- [Materials provided]:
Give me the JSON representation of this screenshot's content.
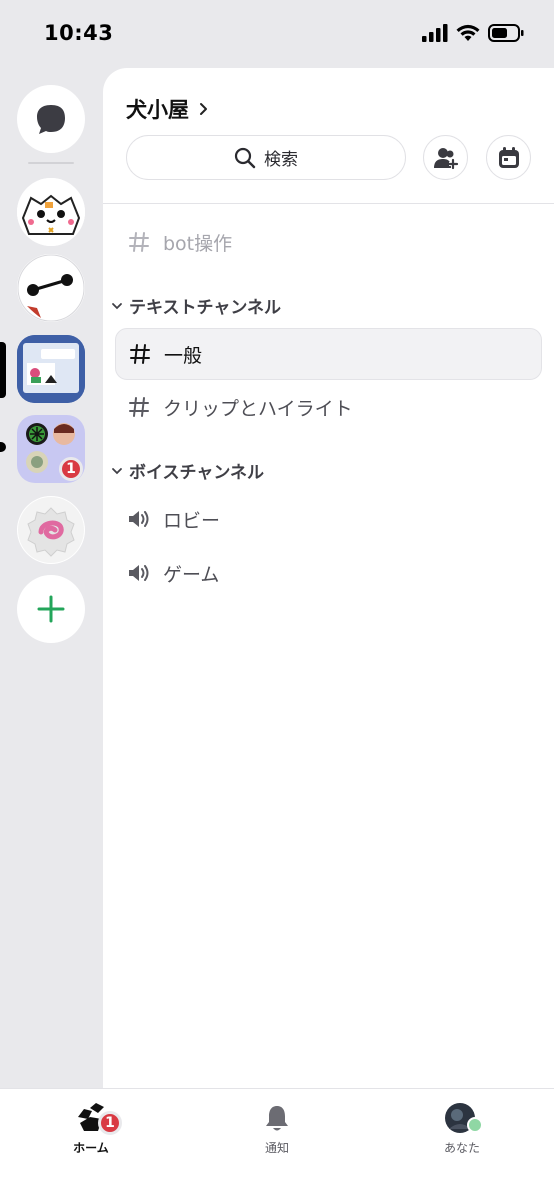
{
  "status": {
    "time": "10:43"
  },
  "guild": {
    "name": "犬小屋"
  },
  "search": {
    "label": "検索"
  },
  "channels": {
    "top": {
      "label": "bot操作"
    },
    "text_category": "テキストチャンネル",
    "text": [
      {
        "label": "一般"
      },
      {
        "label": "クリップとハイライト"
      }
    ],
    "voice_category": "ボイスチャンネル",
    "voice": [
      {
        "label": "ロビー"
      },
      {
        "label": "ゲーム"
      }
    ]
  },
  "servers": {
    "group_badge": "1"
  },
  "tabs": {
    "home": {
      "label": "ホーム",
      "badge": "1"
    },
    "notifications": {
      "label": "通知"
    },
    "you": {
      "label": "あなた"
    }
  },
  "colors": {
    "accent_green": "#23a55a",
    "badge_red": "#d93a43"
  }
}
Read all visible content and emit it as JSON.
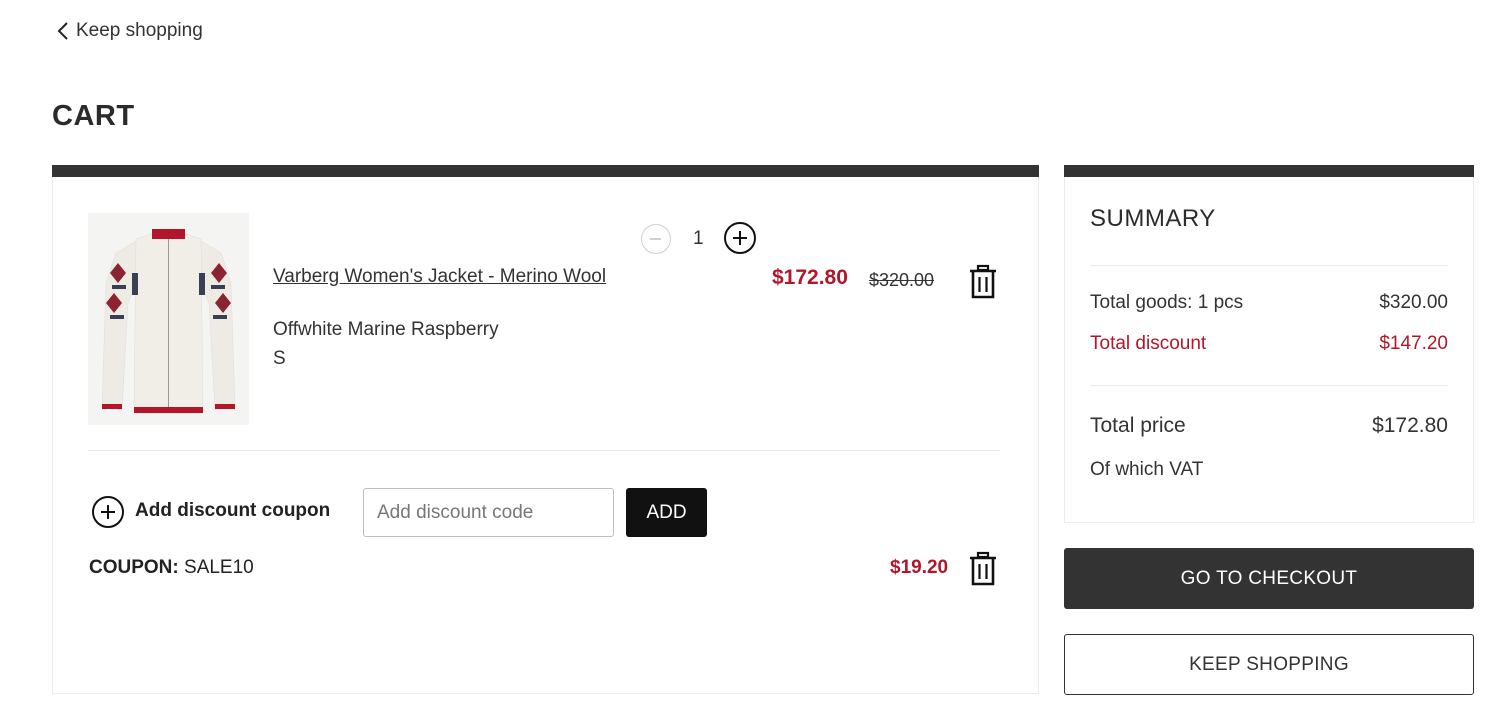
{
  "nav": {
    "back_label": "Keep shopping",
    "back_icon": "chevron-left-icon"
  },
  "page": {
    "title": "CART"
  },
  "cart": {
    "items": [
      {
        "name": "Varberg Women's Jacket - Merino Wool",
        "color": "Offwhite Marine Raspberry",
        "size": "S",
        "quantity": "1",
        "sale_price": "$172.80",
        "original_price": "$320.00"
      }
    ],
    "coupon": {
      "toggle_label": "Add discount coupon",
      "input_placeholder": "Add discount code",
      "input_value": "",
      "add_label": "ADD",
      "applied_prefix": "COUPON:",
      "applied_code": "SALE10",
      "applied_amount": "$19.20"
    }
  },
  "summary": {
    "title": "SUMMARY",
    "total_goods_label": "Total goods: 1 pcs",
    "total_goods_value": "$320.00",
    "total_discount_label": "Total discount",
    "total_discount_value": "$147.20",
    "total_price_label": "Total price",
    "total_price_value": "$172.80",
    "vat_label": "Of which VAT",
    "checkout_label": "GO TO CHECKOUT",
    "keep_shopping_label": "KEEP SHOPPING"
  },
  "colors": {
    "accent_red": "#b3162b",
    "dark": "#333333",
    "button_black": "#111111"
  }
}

- [Exercise directions]:
Write out exactly the lines from the one containing "Read all visible content and emit it as JSON." through the last line of the records above, both ends included, and leave out any pictures.

- [Problem solution]:
Read all visible content and emit it as JSON.
{
  "nav": {
    "back_label": "Keep shopping",
    "back_icon": "chevron-left-icon"
  },
  "page": {
    "title": "CART"
  },
  "cart": {
    "items": [
      {
        "name": "Varberg Women's Jacket - Merino Wool",
        "color": "Offwhite Marine Raspberry",
        "size": "S",
        "quantity": "1",
        "sale_price": "$172.80",
        "original_price": "$320.00"
      }
    ],
    "coupon": {
      "toggle_label": "Add discount coupon",
      "input_placeholder": "Add discount code",
      "input_value": "",
      "add_label": "ADD",
      "applied_prefix": "COUPON:",
      "applied_code": "SALE10",
      "applied_amount": "$19.20"
    }
  },
  "summary": {
    "title": "SUMMARY",
    "total_goods_label": "Total goods: 1 pcs",
    "total_goods_value": "$320.00",
    "total_discount_label": "Total discount",
    "total_discount_value": "$147.20",
    "total_price_label": "Total price",
    "total_price_value": "$172.80",
    "vat_label": "Of which VAT",
    "checkout_label": "GO TO CHECKOUT",
    "keep_shopping_label": "KEEP SHOPPING"
  },
  "colors": {
    "accent_red": "#b3162b",
    "dark": "#333333",
    "button_black": "#111111"
  }
}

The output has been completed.